§ **Exercise material**:
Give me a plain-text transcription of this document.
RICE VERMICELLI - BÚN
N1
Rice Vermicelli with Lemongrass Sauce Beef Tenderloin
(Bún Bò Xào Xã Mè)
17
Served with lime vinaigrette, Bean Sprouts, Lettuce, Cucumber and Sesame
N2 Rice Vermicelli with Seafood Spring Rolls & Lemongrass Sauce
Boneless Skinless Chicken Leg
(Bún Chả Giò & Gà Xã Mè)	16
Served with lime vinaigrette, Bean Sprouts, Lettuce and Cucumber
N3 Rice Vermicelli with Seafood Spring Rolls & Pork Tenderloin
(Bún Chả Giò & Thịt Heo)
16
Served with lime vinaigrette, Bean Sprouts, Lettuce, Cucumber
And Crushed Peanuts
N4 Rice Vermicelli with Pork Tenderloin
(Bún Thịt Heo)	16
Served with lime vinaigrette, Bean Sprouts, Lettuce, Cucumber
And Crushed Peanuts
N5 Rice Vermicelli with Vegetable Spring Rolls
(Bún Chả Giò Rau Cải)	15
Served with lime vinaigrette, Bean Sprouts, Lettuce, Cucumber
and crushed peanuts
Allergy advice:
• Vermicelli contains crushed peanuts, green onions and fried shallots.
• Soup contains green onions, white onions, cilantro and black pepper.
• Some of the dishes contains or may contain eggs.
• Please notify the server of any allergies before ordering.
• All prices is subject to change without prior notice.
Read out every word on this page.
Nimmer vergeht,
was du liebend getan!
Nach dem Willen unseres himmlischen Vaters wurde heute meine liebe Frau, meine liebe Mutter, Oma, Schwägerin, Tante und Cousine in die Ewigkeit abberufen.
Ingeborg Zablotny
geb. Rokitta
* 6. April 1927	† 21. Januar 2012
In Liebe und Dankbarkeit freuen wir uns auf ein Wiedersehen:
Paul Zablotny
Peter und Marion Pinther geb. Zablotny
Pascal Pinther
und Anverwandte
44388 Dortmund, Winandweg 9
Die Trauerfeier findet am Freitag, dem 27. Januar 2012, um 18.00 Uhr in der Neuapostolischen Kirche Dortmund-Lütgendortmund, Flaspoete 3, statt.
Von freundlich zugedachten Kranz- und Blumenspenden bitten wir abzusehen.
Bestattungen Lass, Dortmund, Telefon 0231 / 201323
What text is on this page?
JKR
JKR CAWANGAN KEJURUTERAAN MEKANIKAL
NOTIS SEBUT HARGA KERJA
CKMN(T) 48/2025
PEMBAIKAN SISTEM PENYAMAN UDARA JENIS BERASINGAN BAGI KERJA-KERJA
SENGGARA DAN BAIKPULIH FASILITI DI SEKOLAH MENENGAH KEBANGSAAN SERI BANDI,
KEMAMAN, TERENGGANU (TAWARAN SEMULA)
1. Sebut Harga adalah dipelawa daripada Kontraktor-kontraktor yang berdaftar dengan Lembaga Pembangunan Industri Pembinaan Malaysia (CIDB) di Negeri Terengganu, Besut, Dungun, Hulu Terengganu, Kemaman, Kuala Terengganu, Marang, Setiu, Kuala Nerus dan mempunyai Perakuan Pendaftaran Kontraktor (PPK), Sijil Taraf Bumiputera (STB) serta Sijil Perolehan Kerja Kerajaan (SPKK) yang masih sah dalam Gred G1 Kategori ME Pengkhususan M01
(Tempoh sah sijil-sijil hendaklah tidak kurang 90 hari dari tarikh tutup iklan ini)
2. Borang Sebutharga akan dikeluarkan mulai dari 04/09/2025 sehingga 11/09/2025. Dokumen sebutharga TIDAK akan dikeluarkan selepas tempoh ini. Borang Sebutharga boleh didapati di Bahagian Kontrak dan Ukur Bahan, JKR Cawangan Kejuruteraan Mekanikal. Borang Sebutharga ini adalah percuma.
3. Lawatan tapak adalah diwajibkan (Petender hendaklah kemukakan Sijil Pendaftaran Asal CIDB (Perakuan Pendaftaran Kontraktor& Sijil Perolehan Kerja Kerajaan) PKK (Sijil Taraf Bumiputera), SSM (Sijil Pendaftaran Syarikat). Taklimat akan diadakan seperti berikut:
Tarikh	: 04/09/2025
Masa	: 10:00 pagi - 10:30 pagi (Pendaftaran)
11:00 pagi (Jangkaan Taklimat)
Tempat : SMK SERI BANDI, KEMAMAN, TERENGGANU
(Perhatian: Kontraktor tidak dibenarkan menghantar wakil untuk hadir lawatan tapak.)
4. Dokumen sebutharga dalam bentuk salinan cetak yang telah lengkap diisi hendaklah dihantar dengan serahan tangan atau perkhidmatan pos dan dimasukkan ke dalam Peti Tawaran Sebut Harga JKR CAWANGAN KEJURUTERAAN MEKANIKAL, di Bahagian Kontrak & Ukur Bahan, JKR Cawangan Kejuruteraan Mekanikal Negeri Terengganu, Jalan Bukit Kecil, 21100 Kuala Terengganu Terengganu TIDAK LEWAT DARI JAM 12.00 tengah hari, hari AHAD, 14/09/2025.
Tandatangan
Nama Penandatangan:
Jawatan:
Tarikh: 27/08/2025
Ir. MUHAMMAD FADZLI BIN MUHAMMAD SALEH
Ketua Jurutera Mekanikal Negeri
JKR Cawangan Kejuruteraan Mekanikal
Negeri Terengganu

§ **Task directions**: Please reproduce every line of the material word for word.

§ **Task output**:
Give me a plain-text transcription of this document.
RICE VERMICELLI - BÚN
N1
Rice Vermicelli with Lemongrass Sauce Beef Tenderloin
(Bún Bò Xào Xã Mè)
17
Served with lime vinaigrette, Bean Sprouts, Lettuce, Cucumber and Sesame
N2 Rice Vermicelli with Seafood Spring Rolls & Lemongrass Sauce
Boneless Skinless Chicken Leg
(Bún Chả Giò & Gà Xã Mè)	16
Served with lime vinaigrette, Bean Sprouts, Lettuce and Cucumber
N3 Rice Vermicelli with Seafood Spring Rolls & Pork Tenderloin
(Bún Chả Giò & Thịt Heo)
16
Served with lime vinaigrette, Bean Sprouts, Lettuce, Cucumber
And Crushed Peanuts
N4 Rice Vermicelli with Pork Tenderloin
(Bún Thịt Heo)	16
Served with lime vinaigrette, Bean Sprouts, Lettuce, Cucumber
And Crushed Peanuts
N5 Rice Vermicelli with Vegetable Spring Rolls
(Bún Chả Giò Rau Cải)	15
Served with lime vinaigrette, Bean Sprouts, Lettuce, Cucumber
and crushed peanuts
Allergy advice:
• Vermicelli contains crushed peanuts, green onions and fried shallots.
• Soup contains green onions, white onions, cilantro and black pepper.
• Some of the dishes contains or may contain eggs.
• Please notify the server of any allergies before ordering.
• All prices is subject to change without prior notice.
Read out every word on this page.
Nimmer vergeht,
was du liebend getan!
Nach dem Willen unseres himmlischen Vaters wurde heute meine liebe Frau, meine liebe Mutter, Oma, Schwägerin, Tante und Cousine in die Ewigkeit abberufen.
Ingeborg Zablotny
geb. Rokitta
* 6. April 1927	† 21. Januar 2012
In Liebe und Dankbarkeit freuen wir uns auf ein Wiedersehen:
Paul Zablotny
Peter und Marion Pinther geb. Zablotny
Pascal Pinther
und Anverwandte
44388 Dortmund, Winandweg 9
Die Trauerfeier findet am Freitag, dem 27. Januar 2012, um 18.00 Uhr in der Neuapostolischen Kirche Dortmund-Lütgendortmund, Flaspoete 3, statt.
Von freundlich zugedachten Kranz- und Blumenspenden bitten wir abzusehen.
Bestattungen Lass, Dortmund, Telefon 0231 / 201323
What text is on this page?
JKR
JKR CAWANGAN KEJURUTERAAN MEKANIKAL
NOTIS SEBUT HARGA KERJA
CKMN(T) 48/2025
PEMBAIKAN SISTEM PENYAMAN UDARA JENIS BERASINGAN BAGI KERJA-KERJA
SENGGARA DAN BAIKPULIH FASILITI DI SEKOLAH MENENGAH KEBANGSAAN SERI BANDI,
KEMAMAN, TERENGGANU (TAWARAN SEMULA)
1. Sebut Harga adalah dipelawa daripada Kontraktor-kontraktor yang berdaftar dengan Lembaga Pembangunan Industri Pembinaan Malaysia (CIDB) di Negeri Terengganu, Besut, Dungun, Hulu Terengganu, Kemaman, Kuala Terengganu, Marang, Setiu, Kuala Nerus dan mempunyai Perakuan Pendaftaran Kontraktor (PPK), Sijil Taraf Bumiputera (STB) serta Sijil Perolehan Kerja Kerajaan (SPKK) yang masih sah dalam Gred G1 Kategori ME Pengkhususan M01
(Tempoh sah sijil-sijil hendaklah tidak kurang 90 hari dari tarikh tutup iklan ini)
2. Borang Sebutharga akan dikeluarkan mulai dari 04/09/2025 sehingga 11/09/2025. Dokumen sebutharga TIDAK akan dikeluarkan selepas tempoh ini. Borang Sebutharga boleh didapati di Bahagian Kontrak dan Ukur Bahan, JKR Cawangan Kejuruteraan Mekanikal. Borang Sebutharga ini adalah percuma.
3. Lawatan tapak adalah diwajibkan (Petender hendaklah kemukakan Sijil Pendaftaran Asal CIDB (Perakuan Pendaftaran Kontraktor& Sijil Perolehan Kerja Kerajaan) PKK (Sijil Taraf Bumiputera), SSM (Sijil Pendaftaran Syarikat). Taklimat akan diadakan seperti berikut:
Tarikh	: 04/09/2025
Masa	: 10:00 pagi - 10:30 pagi (Pendaftaran)
11:00 pagi (Jangkaan Taklimat)
Tempat : SMK SERI BANDI, KEMAMAN, TERENGGANU
(Perhatian: Kontraktor tidak dibenarkan menghantar wakil untuk hadir lawatan tapak.)
4. Dokumen sebutharga dalam bentuk salinan cetak yang telah lengkap diisi hendaklah dihantar dengan serahan tangan atau perkhidmatan pos dan dimasukkan ke dalam Peti Tawaran Sebut Harga JKR CAWANGAN KEJURUTERAAN MEKANIKAL, di Bahagian Kontrak & Ukur Bahan, JKR Cawangan Kejuruteraan Mekanikal Negeri Terengganu, Jalan Bukit Kecil, 21100 Kuala Terengganu Terengganu TIDAK LEWAT DARI JAM 12.00 tengah hari, hari AHAD, 14/09/2025.
Tandatangan
Nama Penandatangan:
Jawatan:
Tarikh: 27/08/2025
Ir. MUHAMMAD FADZLI BIN MUHAMMAD SALEH
Ketua Jurutera Mekanikal Negeri
JKR Cawangan Kejuruteraan Mekanikal
Negeri Terengganu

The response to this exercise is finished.